▶ _Written request_
Output the entries word for word, starting from the very first line and stopping after the line that contains "plus-icon: + — [564, 482, 601, 513]", including that line.

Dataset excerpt
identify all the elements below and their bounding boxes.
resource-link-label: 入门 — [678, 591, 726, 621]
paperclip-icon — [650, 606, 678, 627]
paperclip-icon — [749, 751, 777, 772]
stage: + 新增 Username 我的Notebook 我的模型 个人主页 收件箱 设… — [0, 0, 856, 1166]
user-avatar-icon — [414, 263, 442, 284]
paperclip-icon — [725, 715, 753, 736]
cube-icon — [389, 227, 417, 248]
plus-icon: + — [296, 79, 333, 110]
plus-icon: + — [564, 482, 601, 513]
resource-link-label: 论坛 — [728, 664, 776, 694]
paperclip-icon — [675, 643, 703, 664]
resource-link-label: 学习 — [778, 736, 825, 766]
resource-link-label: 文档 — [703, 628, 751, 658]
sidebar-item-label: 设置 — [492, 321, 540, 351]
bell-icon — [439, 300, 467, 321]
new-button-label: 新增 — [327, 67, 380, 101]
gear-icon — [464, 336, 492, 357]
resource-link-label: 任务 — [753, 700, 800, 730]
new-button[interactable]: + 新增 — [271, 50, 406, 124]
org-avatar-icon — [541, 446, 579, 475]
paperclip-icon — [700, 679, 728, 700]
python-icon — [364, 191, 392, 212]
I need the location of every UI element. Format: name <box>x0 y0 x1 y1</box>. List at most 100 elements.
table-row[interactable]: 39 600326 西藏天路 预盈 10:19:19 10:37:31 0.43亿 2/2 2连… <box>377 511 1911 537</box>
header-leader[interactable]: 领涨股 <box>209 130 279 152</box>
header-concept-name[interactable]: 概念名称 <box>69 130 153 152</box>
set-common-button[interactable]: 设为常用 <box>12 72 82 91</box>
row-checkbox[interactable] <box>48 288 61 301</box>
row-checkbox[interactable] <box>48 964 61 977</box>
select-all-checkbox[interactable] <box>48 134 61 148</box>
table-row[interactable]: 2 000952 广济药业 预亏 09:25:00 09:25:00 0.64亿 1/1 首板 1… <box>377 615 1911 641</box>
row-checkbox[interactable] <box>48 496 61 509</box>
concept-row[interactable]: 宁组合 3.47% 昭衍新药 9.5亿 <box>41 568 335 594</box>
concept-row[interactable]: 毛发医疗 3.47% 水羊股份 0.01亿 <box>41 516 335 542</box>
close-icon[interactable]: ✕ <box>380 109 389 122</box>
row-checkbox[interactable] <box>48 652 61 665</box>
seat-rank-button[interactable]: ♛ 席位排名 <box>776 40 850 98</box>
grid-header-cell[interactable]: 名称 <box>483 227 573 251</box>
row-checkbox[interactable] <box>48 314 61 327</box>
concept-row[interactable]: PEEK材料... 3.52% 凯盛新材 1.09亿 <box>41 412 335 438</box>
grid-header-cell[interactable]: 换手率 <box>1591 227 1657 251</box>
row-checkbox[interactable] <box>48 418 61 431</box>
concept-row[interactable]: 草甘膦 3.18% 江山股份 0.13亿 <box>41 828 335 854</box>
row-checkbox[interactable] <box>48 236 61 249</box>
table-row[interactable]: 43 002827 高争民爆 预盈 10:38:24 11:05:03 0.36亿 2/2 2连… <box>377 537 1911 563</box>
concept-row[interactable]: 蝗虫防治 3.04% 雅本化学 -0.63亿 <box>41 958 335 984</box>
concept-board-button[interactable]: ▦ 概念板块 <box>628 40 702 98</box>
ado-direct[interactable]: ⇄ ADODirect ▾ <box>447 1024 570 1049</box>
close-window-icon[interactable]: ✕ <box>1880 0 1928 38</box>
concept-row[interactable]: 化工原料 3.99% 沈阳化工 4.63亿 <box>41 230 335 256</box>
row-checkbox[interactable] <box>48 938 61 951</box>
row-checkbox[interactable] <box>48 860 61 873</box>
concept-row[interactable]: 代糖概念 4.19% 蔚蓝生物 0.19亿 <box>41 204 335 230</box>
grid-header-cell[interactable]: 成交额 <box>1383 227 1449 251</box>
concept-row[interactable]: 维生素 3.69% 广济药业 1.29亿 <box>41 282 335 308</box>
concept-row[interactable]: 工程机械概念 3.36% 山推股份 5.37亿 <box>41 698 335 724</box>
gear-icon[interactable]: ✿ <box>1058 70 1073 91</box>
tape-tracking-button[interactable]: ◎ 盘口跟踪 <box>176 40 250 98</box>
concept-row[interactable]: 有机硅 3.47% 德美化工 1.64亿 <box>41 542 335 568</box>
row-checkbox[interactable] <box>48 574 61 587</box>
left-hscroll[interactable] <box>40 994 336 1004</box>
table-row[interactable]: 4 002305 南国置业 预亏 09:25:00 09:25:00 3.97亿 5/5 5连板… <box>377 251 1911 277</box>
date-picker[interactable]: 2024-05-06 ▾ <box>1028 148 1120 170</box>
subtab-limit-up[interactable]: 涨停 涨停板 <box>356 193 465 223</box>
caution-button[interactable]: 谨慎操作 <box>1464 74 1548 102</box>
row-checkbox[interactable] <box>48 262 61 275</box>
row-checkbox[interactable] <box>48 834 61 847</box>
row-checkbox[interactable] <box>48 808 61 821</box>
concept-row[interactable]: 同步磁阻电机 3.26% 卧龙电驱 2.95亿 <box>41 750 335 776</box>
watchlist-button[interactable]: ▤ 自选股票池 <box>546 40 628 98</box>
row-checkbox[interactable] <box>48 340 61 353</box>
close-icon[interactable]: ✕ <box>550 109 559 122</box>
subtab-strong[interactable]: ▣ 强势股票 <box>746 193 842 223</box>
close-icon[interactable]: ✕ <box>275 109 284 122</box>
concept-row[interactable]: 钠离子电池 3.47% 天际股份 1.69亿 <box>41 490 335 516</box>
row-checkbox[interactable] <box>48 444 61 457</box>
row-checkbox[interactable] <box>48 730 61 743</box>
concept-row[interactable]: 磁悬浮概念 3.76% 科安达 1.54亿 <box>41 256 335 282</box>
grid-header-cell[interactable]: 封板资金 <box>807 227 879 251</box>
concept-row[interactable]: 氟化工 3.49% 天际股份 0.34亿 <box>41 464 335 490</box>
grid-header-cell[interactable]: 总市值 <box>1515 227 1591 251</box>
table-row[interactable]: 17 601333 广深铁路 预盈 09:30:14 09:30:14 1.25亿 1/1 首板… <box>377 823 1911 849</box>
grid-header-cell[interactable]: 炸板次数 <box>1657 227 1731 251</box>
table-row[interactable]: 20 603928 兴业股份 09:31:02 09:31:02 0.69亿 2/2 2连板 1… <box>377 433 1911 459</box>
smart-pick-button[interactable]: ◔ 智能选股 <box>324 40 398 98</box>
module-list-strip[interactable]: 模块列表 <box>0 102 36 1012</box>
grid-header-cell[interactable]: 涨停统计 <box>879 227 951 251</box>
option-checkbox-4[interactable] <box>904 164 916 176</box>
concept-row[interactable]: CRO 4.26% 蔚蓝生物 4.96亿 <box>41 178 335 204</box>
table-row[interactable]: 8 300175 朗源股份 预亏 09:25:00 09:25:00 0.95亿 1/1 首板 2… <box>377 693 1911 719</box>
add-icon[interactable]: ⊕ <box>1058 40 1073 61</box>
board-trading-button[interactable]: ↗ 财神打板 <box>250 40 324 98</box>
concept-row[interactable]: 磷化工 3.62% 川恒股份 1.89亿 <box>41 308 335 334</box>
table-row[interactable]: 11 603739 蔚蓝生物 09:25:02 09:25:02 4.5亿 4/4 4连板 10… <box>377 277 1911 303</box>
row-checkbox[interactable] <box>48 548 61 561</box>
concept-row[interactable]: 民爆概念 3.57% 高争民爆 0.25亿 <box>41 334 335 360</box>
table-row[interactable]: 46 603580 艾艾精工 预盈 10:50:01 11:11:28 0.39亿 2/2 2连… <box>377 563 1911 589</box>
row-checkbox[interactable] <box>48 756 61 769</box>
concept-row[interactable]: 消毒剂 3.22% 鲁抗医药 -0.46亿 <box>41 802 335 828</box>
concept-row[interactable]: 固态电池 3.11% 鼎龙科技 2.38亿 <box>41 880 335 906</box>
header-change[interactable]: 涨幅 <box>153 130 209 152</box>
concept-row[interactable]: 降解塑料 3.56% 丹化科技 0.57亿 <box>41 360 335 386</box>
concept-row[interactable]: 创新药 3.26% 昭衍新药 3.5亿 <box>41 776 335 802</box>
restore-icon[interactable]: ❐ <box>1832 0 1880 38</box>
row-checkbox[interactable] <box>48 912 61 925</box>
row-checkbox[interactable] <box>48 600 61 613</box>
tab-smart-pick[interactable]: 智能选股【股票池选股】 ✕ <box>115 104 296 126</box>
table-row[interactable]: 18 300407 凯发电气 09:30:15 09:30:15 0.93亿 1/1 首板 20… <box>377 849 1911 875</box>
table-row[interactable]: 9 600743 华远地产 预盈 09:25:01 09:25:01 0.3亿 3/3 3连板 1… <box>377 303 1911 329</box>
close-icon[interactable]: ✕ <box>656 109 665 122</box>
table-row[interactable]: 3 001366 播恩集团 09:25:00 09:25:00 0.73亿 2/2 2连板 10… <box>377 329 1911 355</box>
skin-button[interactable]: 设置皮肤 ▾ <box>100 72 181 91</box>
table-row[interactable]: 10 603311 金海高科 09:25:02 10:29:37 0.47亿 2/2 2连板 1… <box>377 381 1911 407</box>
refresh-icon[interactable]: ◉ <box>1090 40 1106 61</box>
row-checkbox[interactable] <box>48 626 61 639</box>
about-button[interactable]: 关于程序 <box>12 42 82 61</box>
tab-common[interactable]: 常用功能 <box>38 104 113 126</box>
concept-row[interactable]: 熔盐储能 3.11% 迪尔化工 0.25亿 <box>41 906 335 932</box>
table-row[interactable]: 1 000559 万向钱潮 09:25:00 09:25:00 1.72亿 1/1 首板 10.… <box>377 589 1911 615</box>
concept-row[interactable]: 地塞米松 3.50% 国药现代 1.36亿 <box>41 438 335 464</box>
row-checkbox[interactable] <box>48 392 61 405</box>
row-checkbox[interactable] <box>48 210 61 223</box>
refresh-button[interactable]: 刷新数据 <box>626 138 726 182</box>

▶ _Solved problem_
identify all the elements below and their bounding boxes.
resource-link-label: 入门 — [678, 591, 726, 621]
paperclip-icon — [650, 606, 678, 627]
paperclip-icon — [749, 751, 777, 772]
stage: + 新增 Username 我的Notebook 我的模型 个人主页 收件箱 设… — [0, 0, 856, 1166]
user-avatar-icon — [414, 263, 442, 284]
paperclip-icon — [725, 715, 753, 736]
cube-icon — [389, 227, 417, 248]
plus-icon: + — [296, 79, 333, 110]
plus-icon: + — [564, 482, 601, 513]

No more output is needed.